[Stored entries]

• • •

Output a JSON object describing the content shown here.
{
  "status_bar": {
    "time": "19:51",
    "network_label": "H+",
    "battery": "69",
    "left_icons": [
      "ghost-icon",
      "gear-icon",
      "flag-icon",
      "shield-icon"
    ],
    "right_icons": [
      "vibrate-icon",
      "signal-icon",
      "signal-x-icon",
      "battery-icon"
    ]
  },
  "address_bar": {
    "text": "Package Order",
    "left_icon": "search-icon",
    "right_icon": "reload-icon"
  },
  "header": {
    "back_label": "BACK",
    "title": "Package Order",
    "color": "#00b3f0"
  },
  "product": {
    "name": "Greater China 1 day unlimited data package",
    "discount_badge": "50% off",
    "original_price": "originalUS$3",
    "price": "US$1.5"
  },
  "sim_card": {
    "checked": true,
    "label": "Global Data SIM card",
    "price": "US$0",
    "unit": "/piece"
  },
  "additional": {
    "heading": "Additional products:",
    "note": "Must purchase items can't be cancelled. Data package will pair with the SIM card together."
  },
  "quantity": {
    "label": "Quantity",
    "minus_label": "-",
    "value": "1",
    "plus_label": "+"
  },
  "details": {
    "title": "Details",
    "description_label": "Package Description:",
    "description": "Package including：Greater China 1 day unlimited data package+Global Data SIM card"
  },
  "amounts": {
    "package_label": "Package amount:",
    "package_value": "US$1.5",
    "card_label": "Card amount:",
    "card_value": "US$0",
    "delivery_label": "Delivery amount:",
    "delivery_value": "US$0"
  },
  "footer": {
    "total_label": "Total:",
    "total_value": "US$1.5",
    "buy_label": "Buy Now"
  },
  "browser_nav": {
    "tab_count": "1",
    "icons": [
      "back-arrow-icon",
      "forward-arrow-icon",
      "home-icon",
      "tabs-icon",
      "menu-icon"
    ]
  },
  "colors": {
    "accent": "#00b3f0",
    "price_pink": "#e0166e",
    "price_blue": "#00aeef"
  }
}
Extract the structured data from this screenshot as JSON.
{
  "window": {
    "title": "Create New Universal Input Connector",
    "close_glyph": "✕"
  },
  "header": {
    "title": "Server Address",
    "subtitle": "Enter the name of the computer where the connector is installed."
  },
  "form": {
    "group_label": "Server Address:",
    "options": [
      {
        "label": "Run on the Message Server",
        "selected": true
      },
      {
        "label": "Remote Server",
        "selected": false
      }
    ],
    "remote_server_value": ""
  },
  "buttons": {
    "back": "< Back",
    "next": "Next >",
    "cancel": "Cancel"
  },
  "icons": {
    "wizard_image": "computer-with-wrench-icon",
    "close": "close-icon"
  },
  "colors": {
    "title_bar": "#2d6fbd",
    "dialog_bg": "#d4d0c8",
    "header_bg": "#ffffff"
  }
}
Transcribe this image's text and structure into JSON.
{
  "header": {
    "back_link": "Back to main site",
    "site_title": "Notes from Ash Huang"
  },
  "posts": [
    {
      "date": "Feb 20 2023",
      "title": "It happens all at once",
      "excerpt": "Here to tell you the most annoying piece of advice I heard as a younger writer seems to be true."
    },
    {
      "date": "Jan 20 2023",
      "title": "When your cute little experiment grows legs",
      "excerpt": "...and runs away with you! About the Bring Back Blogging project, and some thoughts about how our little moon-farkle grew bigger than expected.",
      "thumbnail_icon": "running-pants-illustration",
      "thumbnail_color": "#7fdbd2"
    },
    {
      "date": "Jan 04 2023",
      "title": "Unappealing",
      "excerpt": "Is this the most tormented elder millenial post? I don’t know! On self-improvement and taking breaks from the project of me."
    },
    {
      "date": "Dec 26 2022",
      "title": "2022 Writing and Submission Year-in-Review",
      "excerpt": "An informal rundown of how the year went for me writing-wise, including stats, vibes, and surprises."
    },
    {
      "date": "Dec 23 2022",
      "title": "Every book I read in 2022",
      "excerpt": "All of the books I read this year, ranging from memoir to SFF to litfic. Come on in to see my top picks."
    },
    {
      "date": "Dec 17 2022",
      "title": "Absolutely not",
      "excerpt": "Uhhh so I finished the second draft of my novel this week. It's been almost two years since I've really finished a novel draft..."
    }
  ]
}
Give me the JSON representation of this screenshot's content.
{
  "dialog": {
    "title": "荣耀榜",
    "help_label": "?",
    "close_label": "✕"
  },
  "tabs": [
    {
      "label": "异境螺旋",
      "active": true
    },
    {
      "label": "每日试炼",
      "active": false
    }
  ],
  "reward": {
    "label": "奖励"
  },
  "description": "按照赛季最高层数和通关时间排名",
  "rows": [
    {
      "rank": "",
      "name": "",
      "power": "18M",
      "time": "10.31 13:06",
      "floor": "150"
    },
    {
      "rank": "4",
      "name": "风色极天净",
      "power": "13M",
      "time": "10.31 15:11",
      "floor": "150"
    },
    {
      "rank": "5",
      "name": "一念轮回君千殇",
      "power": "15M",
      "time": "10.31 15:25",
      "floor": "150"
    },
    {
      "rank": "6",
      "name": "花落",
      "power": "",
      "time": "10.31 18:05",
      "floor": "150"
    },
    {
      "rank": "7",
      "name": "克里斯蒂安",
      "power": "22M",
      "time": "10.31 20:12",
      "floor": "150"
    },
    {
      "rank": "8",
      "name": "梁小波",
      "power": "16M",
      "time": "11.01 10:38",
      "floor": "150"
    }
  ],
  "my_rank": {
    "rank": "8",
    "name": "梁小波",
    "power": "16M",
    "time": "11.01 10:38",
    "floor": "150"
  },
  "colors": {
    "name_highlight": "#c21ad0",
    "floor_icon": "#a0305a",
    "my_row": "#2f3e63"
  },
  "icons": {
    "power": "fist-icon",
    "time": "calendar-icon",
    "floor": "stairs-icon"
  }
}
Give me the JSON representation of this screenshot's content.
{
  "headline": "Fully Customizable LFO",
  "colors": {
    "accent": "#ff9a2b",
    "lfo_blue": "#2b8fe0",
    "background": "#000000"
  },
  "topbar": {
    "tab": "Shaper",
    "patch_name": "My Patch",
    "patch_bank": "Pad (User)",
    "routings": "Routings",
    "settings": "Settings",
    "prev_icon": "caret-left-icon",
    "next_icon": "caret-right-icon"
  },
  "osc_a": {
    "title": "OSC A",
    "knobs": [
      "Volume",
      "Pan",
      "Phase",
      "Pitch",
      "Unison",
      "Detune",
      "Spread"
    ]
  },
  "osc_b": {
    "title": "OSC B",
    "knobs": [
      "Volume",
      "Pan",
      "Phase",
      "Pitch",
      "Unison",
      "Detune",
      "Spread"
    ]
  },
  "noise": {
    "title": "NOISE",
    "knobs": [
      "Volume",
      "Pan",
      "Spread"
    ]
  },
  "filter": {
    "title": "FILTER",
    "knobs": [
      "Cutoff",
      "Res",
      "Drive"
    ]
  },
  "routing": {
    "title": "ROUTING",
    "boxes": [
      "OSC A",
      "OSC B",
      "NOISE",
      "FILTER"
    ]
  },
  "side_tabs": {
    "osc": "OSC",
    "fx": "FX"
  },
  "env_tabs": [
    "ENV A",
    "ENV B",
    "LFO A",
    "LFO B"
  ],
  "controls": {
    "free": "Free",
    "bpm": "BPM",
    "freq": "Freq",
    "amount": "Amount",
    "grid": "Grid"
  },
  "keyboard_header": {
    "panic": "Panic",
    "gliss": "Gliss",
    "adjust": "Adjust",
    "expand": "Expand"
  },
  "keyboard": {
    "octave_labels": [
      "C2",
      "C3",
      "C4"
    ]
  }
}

• • •

Prompt >> Show each line in the entries that holds the string "excerpt".

Task result >>
      "excerpt": "Here to tell you the most annoying piece of advice I heard as a younger writer seems to be true."
      "excerpt": "...and runs away with you! About the Bring Back Blogging project, and some thoughts about how our little moon-farkle grew bigger than expected.",
      "excerpt": "Is this the most tormented elder millenial post? I don’t know! On self-improvement and taking breaks from the project of me."
      "excerpt": "An informal rundown of how the year went for me writing-wise, including stats, vibes, and surprises."
      "excerpt": "All of the books I read this year, ranging from memoir to SFF to litfic. Come on in to see my top picks."
      "excerpt": "Uhhh so I finished the second draft of my novel this week. It's been almost two years since I've really finished a novel draft..."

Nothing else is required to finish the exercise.